• [DATA FOR THIS EXERCISE]
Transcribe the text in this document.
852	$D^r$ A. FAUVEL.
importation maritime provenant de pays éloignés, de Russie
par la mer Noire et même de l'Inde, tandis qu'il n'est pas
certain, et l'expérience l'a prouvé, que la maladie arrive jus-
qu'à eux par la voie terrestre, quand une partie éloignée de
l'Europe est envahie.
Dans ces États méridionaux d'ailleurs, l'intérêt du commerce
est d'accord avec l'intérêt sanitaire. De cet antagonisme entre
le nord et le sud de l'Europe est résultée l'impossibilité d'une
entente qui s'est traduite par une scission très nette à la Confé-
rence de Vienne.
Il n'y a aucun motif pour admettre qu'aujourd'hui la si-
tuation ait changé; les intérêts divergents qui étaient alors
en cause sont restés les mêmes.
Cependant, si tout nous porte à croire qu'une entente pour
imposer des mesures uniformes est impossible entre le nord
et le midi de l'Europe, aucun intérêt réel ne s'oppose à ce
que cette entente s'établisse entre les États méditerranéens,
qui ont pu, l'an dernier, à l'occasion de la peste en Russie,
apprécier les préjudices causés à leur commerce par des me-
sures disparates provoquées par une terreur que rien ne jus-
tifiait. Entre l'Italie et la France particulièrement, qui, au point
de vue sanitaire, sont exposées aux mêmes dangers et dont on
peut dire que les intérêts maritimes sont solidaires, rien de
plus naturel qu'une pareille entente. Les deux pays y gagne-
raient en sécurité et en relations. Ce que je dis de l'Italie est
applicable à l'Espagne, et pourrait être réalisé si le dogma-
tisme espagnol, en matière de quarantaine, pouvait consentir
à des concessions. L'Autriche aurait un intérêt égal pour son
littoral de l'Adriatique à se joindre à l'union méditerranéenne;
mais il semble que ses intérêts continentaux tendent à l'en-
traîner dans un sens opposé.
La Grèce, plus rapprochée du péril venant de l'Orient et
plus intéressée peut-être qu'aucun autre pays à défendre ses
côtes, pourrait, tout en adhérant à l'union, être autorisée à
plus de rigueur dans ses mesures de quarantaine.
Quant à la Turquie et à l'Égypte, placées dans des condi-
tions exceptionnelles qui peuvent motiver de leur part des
* * *
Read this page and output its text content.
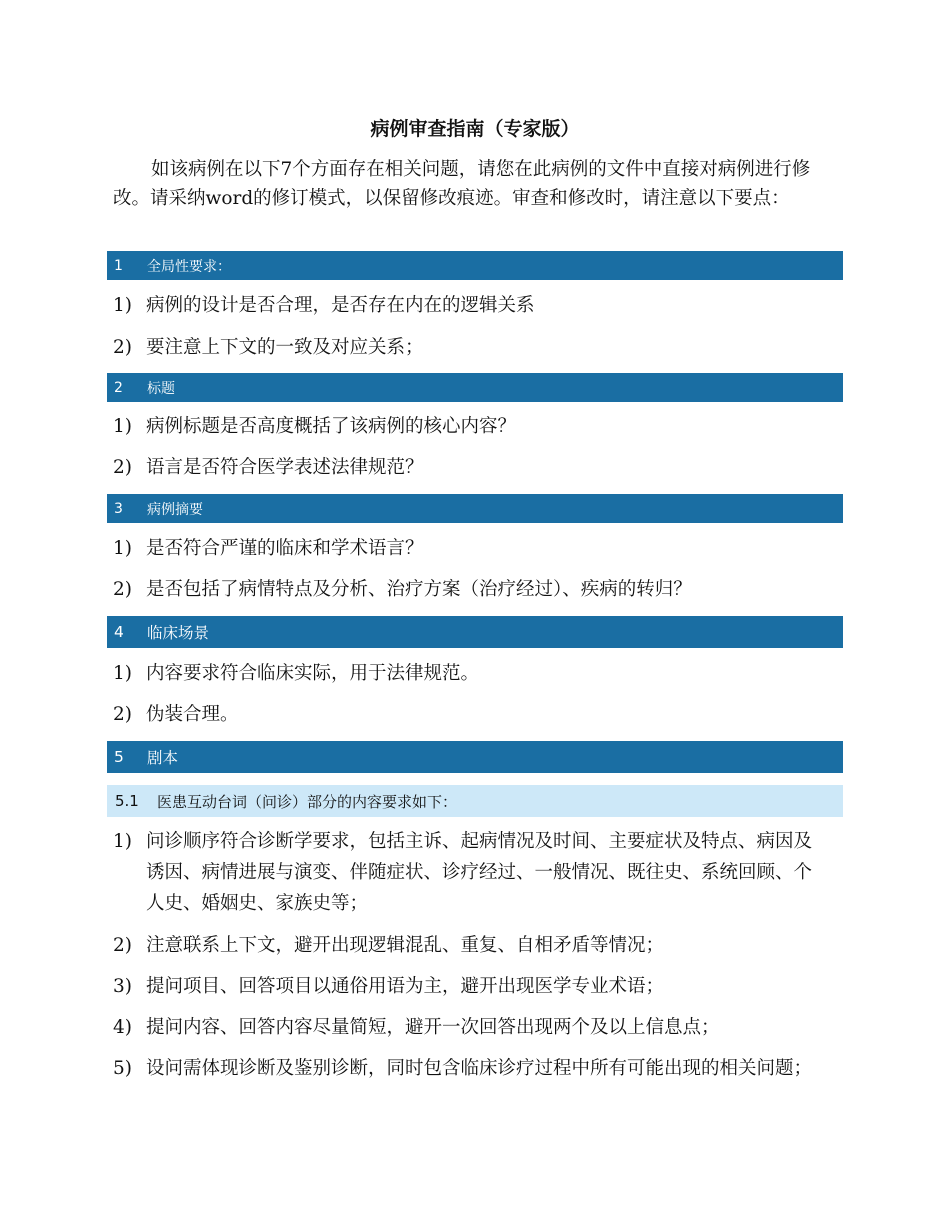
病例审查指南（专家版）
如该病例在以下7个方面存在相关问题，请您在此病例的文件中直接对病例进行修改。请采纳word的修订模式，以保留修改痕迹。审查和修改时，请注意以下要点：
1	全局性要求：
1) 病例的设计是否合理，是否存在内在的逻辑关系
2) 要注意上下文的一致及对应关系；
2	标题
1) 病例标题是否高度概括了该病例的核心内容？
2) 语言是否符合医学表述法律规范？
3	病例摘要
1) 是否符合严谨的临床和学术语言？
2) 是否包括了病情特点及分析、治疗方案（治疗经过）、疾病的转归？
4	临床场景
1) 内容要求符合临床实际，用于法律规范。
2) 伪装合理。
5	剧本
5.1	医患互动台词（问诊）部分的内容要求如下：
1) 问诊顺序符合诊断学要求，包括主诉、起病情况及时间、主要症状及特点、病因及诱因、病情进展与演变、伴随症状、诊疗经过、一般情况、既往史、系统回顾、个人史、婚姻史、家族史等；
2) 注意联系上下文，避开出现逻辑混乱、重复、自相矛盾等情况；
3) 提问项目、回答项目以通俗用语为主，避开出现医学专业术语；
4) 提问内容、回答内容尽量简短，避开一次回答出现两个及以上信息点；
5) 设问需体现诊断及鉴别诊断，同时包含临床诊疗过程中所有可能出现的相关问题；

• [GOAL OF THE EXERCISE]
Take each line containing the string "être" and copy it out.

• [SOLUTION FOR THIS PROBLEM]
applicable à l'Espagne, et pourrait être réalisé si le dogma-
plus intéressée peut-être qu'aucun autre pays à défendre ses
côtes, pourrait, tout en adhérant à l'union, être autorisée à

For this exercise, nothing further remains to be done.